'''

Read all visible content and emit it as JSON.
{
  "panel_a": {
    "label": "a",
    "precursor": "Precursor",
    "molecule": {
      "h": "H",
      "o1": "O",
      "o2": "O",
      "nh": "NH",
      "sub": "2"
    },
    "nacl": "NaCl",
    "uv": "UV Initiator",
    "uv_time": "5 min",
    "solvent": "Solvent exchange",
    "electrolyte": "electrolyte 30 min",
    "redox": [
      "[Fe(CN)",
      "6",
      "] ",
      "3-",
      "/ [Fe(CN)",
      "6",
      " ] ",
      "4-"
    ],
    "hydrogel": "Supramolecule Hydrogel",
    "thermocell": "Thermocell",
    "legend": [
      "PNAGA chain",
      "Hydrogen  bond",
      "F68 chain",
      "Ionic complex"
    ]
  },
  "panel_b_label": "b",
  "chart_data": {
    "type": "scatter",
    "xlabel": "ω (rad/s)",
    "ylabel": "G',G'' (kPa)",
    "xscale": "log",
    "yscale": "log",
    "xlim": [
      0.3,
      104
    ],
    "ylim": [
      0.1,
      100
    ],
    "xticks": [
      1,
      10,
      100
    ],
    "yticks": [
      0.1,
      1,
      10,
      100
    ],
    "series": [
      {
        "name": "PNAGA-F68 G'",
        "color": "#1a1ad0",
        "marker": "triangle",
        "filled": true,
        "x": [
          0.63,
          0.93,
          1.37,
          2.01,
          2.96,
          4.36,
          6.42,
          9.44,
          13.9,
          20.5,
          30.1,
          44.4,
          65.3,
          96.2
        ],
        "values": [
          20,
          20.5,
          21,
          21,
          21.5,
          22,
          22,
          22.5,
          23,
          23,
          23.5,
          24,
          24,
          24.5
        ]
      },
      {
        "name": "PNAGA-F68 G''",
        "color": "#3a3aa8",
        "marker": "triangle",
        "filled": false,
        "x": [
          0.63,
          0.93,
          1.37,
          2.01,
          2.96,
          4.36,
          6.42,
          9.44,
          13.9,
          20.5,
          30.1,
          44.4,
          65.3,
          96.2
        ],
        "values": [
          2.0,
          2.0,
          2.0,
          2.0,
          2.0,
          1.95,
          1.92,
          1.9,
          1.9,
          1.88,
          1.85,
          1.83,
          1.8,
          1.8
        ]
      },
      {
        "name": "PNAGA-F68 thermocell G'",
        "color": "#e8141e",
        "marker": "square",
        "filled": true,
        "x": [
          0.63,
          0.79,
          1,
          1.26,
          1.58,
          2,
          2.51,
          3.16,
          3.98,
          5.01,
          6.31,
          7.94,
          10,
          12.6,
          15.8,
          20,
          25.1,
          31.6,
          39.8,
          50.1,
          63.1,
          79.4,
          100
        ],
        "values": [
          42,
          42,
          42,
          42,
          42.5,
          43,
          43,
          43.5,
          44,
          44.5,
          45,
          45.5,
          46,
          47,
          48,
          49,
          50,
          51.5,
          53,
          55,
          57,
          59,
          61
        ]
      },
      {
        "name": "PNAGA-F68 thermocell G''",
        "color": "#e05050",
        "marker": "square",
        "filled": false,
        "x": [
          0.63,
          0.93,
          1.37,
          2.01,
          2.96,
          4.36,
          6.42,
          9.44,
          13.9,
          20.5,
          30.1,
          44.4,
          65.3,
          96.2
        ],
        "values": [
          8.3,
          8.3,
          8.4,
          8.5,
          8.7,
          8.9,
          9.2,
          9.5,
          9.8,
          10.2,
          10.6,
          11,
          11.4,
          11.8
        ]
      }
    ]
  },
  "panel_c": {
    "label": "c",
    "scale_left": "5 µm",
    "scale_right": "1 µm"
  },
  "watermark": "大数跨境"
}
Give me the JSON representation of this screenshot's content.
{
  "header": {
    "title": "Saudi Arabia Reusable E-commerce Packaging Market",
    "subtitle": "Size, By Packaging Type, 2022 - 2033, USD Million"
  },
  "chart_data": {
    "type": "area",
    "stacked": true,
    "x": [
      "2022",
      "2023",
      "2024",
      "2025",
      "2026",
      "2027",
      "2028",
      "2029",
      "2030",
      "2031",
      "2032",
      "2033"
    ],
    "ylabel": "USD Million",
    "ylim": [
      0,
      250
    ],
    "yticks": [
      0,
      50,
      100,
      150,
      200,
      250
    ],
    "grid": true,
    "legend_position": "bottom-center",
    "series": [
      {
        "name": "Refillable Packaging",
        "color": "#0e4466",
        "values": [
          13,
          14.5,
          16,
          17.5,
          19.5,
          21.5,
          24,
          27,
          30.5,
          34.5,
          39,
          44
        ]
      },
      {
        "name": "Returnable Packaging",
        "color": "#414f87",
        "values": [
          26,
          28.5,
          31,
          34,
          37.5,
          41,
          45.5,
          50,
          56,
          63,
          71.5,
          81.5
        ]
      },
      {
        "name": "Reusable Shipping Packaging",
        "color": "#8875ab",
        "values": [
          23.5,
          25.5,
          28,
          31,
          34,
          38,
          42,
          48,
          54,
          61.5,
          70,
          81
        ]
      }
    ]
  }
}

'''

From the records above, extract each line exactly as shown.

Read all visible content and emit it as JSON.
{
  "panel_a": {
    "label": "a",
    "precursor": "Precursor",
    "molecule": {
      "h": "H",
      "o1": "O",
      "o2": "O",
      "nh": "NH",
      "sub": "2"
    },
    "nacl": "NaCl",
    "uv": "UV Initiator",
    "uv_time": "5 min",
    "solvent": "Solvent exchange",
    "electrolyte": "electrolyte 30 min",
    "redox": [
      "[Fe(CN)",
      "6",
      "] ",
      "3-",
      "/ [Fe(CN)",
      "6",
      " ] ",
      "4-"
    ],
    "hydrogel": "Supramolecule Hydrogel",
    "thermocell": "Thermocell",
    "legend": [
      "PNAGA chain",
      "Hydrogen  bond",
      "F68 chain",
      "Ionic complex"
    ]
  },
  "panel_b_label": "b",
  "chart_data": {
    "type": "scatter",
    "xlabel": "ω (rad/s)",
    "ylabel": "G',G'' (kPa)",
    "xscale": "log",
    "yscale": "log",
    "xlim": [
      0.3,
      104
    ],
    "ylim": [
      0.1,
      100
    ],
    "xticks": [
      1,
      10,
      100
    ],
    "yticks": [
      0.1,
      1,
      10,
      100
    ],
    "series": [
      {
        "name": "PNAGA-F68 G'",
        "color": "#1a1ad0",
        "marker": "triangle",
        "filled": true,
        "x": [
          0.63,
          0.93,
          1.37,
          2.01,
          2.96,
          4.36,
          6.42,
          9.44,
          13.9,
          20.5,
          30.1,
          44.4,
          65.3,
          96.2
        ],
        "values": [
          20,
          20.5,
          21,
          21,
          21.5,
          22,
          22,
          22.5,
          23,
          23,
          23.5,
          24,
          24,
          24.5
        ]
      },
      {
        "name": "PNAGA-F68 G''",
        "color": "#3a3aa8",
        "marker": "triangle",
        "filled": false,
        "x": [
          0.63,
          0.93,
          1.37,
          2.01,
          2.96,
          4.36,
          6.42,
          9.44,
          13.9,
          20.5,
          30.1,
          44.4,
          65.3,
          96.2
        ],
        "values": [
          2.0,
          2.0,
          2.0,
          2.0,
          2.0,
          1.95,
          1.92,
          1.9,
          1.9,
          1.88,
          1.85,
          1.83,
          1.8,
          1.8
        ]
      },
      {
        "name": "PNAGA-F68 thermocell G'",
        "color": "#e8141e",
        "marker": "square",
        "filled": true,
        "x": [
          0.63,
          0.79,
          1,
          1.26,
          1.58,
          2,
          2.51,
          3.16,
          3.98,
          5.01,
          6.31,
          7.94,
          10,
          12.6,
          15.8,
          20,
          25.1,
          31.6,
          39.8,
          50.1,
          63.1,
          79.4,
          100
        ],
        "values": [
          42,
          42,
          42,
          42,
          42.5,
          43,
          43,
          43.5,
          44,
          44.5,
          45,
          45.5,
          46,
          47,
          48,
          49,
          50,
          51.5,
          53,
          55,
          57,
          59,
          61
        ]
      },
      {
        "name": "PNAGA-F68 thermocell G''",
        "color": "#e05050",
        "marker": "square",
        "filled": false,
        "x": [
          0.63,
          0.93,
          1.37,
          2.01,
          2.96,
          4.36,
          6.42,
          9.44,
          13.9,
          20.5,
          30.1,
          44.4,
          65.3,
          96.2
        ],
        "values": [
          8.3,
          8.3,
          8.4,
          8.5,
          8.7,
          8.9,
          9.2,
          9.5,
          9.8,
          10.2,
          10.6,
          11,
          11.4,
          11.8
        ]
      }
    ]
  },
  "panel_c": {
    "label": "c",
    "scale_left": "5 µm",
    "scale_right": "1 µm"
  },
  "watermark": "大数跨境"
}
Give me the JSON representation of this screenshot's content.
{
  "header": {
    "title": "Saudi Arabia Reusable E-commerce Packaging Market",
    "subtitle": "Size, By Packaging Type, 2022 - 2033, USD Million"
  },
  "chart_data": {
    "type": "area",
    "stacked": true,
    "x": [
      "2022",
      "2023",
      "2024",
      "2025",
      "2026",
      "2027",
      "2028",
      "2029",
      "2030",
      "2031",
      "2032",
      "2033"
    ],
    "ylabel": "USD Million",
    "ylim": [
      0,
      250
    ],
    "yticks": [
      0,
      50,
      100,
      150,
      200,
      250
    ],
    "grid": true,
    "legend_position": "bottom-center",
    "series": [
      {
        "name": "Refillable Packaging",
        "color": "#0e4466",
        "values": [
          13,
          14.5,
          16,
          17.5,
          19.5,
          21.5,
          24,
          27,
          30.5,
          34.5,
          39,
          44
        ]
      },
      {
        "name": "Returnable Packaging",
        "color": "#414f87",
        "values": [
          26,
          28.5,
          31,
          34,
          37.5,
          41,
          45.5,
          50,
          56,
          63,
          71.5,
          81.5
        ]
      },
      {
        "name": "Reusable Shipping Packaging",
        "color": "#8875ab",
        "values": [
          23.5,
          25.5,
          28,
          31,
          34,
          38,
          42,
          48,
          54,
          61.5,
          70,
          81
        ]
      }
    ]
  }
}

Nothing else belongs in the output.